══ Provided entries ══

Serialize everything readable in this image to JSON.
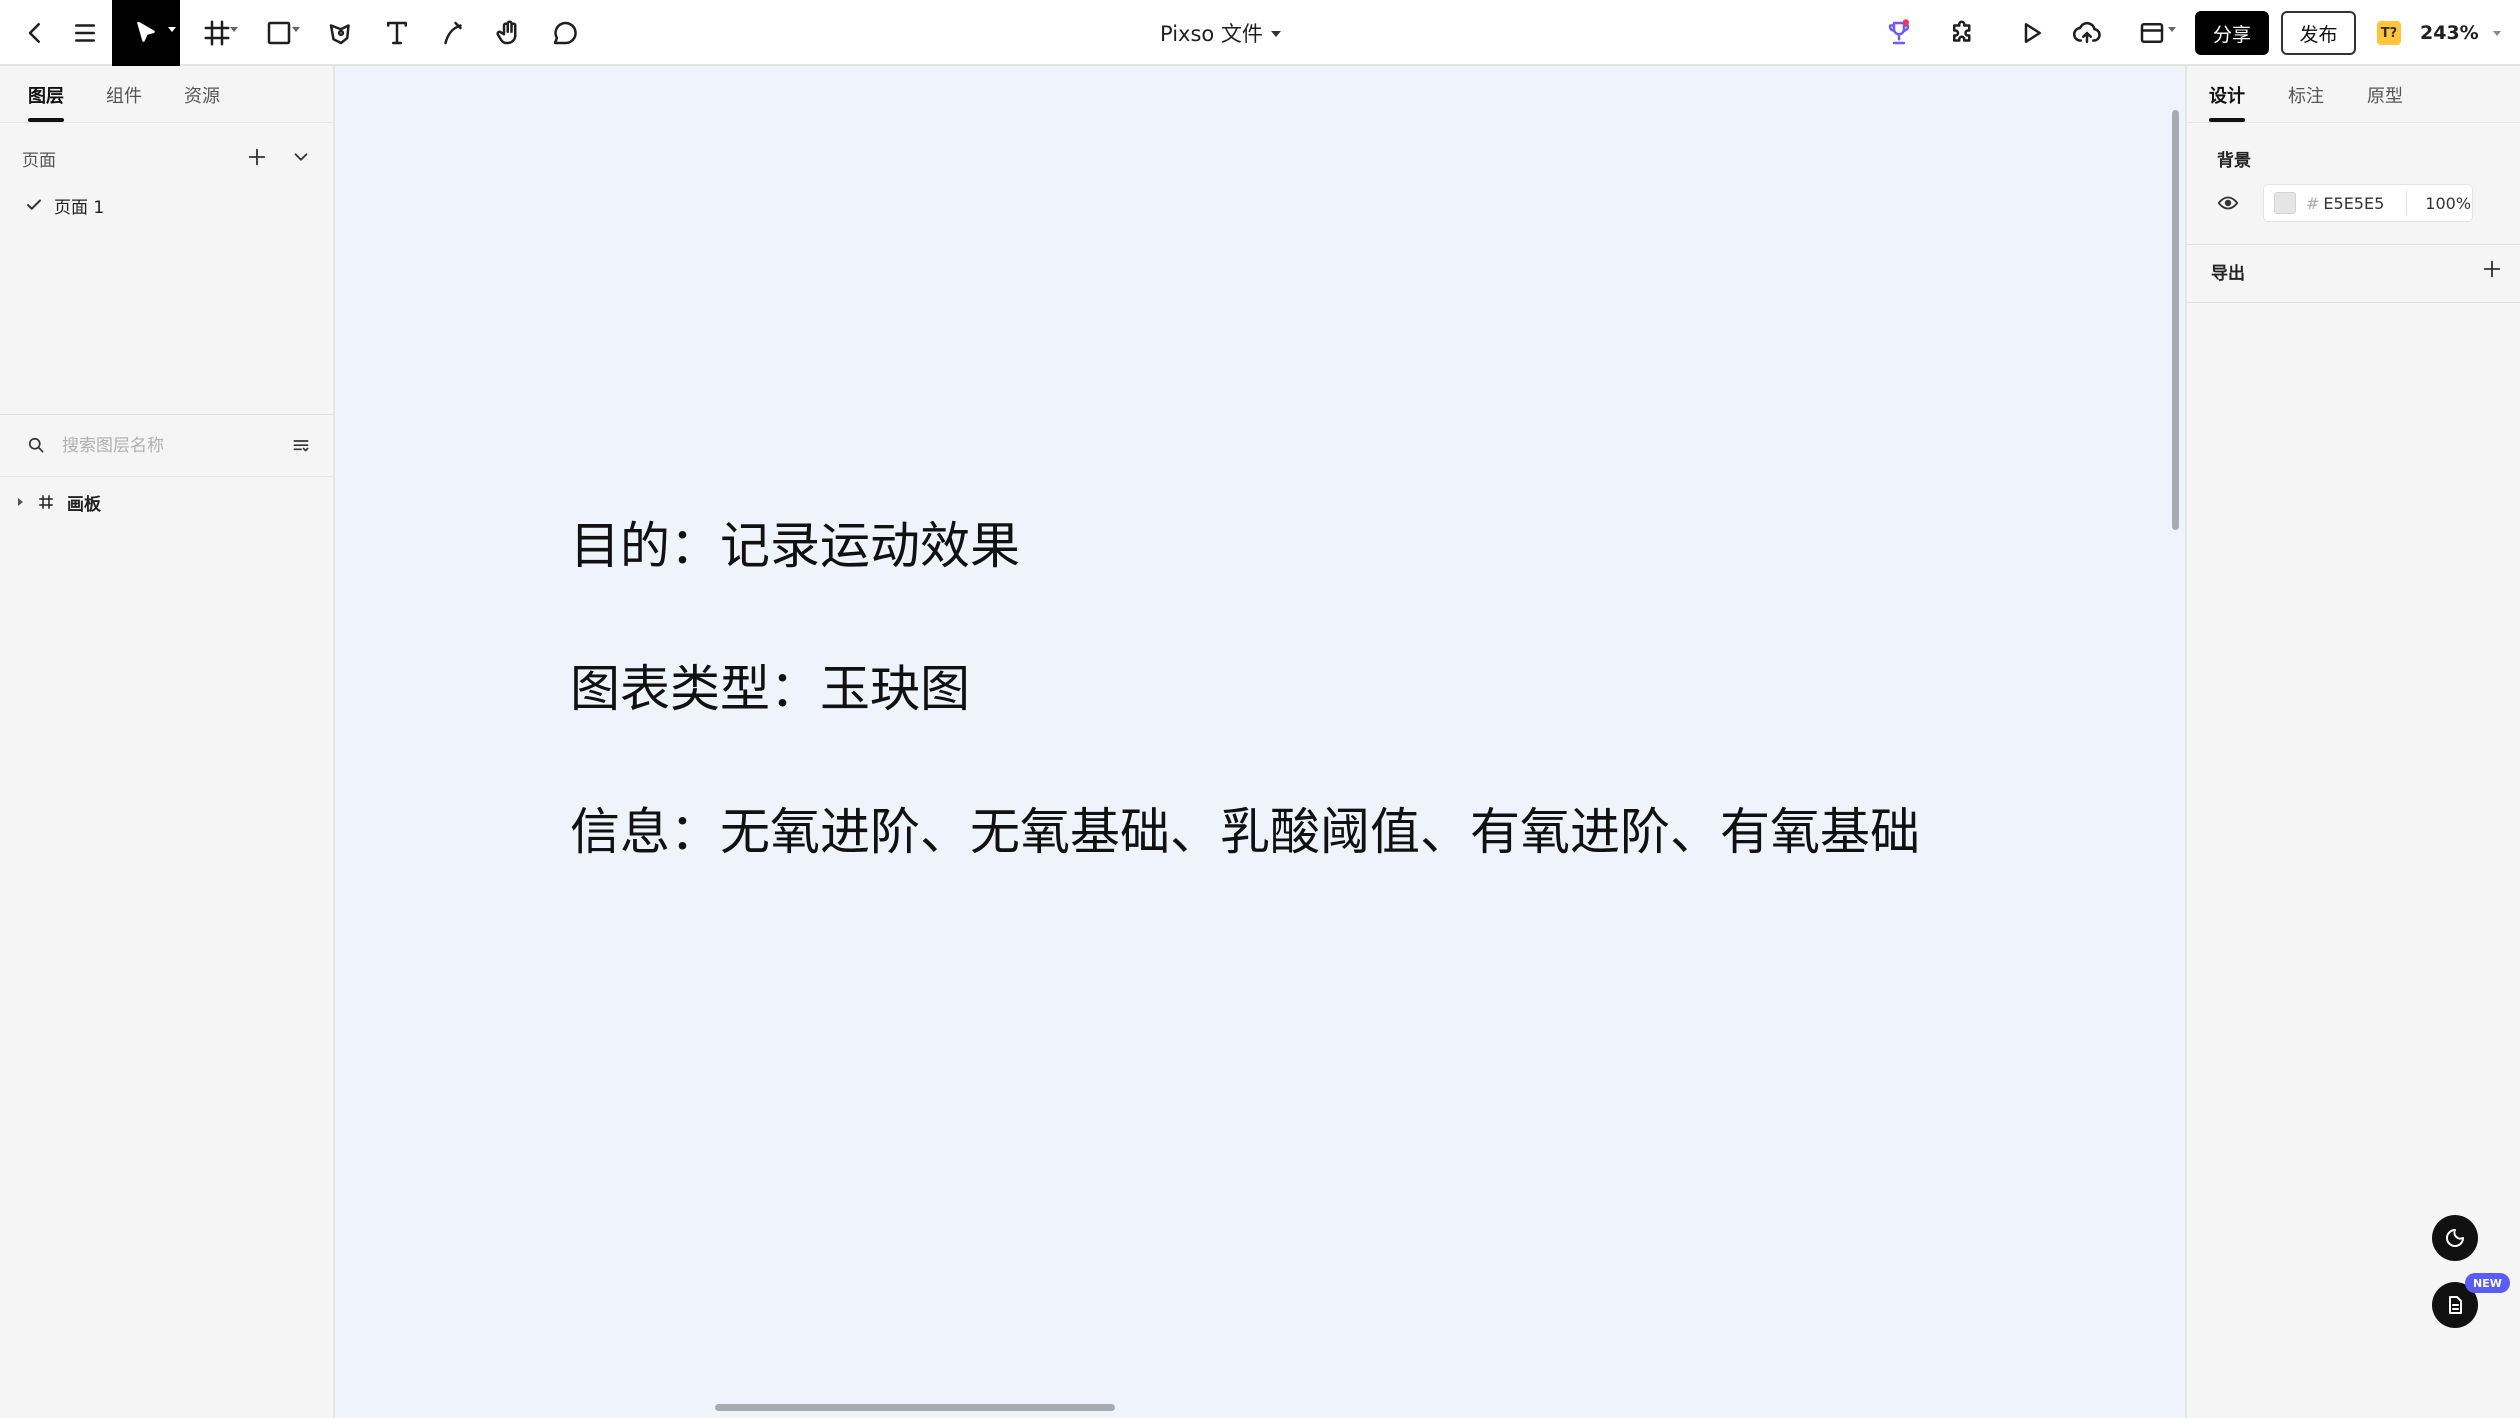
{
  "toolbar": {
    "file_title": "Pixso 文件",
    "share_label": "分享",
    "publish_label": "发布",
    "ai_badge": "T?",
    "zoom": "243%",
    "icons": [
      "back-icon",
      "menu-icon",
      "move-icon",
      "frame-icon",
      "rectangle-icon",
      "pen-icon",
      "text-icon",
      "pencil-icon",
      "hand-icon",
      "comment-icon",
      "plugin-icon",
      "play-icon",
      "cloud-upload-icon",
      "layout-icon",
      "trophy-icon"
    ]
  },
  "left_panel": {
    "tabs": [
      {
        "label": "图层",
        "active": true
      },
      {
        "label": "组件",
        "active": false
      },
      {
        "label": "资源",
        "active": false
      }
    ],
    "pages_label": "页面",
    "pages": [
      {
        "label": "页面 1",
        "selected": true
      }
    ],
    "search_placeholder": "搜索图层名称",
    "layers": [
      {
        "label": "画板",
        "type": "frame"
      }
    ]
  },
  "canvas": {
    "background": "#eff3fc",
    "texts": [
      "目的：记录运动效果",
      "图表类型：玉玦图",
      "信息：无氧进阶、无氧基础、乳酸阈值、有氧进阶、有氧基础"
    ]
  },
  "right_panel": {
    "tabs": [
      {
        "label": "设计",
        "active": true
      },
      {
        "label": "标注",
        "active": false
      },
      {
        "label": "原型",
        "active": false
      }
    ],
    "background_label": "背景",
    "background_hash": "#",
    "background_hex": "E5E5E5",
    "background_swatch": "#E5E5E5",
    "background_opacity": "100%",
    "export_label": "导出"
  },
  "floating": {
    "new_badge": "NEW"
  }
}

═══

> _Directive_
Print every record above exactly as written, leaving out the pictures.

> _Output of the exercise_
Serialize everything readable in this image to JSON.
{
  "toolbar": {
    "file_title": "Pixso 文件",
    "share_label": "分享",
    "publish_label": "发布",
    "ai_badge": "T?",
    "zoom": "243%",
    "icons": [
      "back-icon",
      "menu-icon",
      "move-icon",
      "frame-icon",
      "rectangle-icon",
      "pen-icon",
      "text-icon",
      "pencil-icon",
      "hand-icon",
      "comment-icon",
      "plugin-icon",
      "play-icon",
      "cloud-upload-icon",
      "layout-icon",
      "trophy-icon"
    ]
  },
  "left_panel": {
    "tabs": [
      {
        "label": "图层",
        "active": true
      },
      {
        "label": "组件",
        "active": false
      },
      {
        "label": "资源",
        "active": false
      }
    ],
    "pages_label": "页面",
    "pages": [
      {
        "label": "页面 1",
        "selected": true
      }
    ],
    "search_placeholder": "搜索图层名称",
    "layers": [
      {
        "label": "画板",
        "type": "frame"
      }
    ]
  },
  "canvas": {
    "background": "#eff3fc",
    "texts": [
      "目的：记录运动效果",
      "图表类型：玉玦图",
      "信息：无氧进阶、无氧基础、乳酸阈值、有氧进阶、有氧基础"
    ]
  },
  "right_panel": {
    "tabs": [
      {
        "label": "设计",
        "active": true
      },
      {
        "label": "标注",
        "active": false
      },
      {
        "label": "原型",
        "active": false
      }
    ],
    "background_label": "背景",
    "background_hash": "#",
    "background_hex": "E5E5E5",
    "background_swatch": "#E5E5E5",
    "background_opacity": "100%",
    "export_label": "导出"
  },
  "floating": {
    "new_badge": "NEW"
  }
}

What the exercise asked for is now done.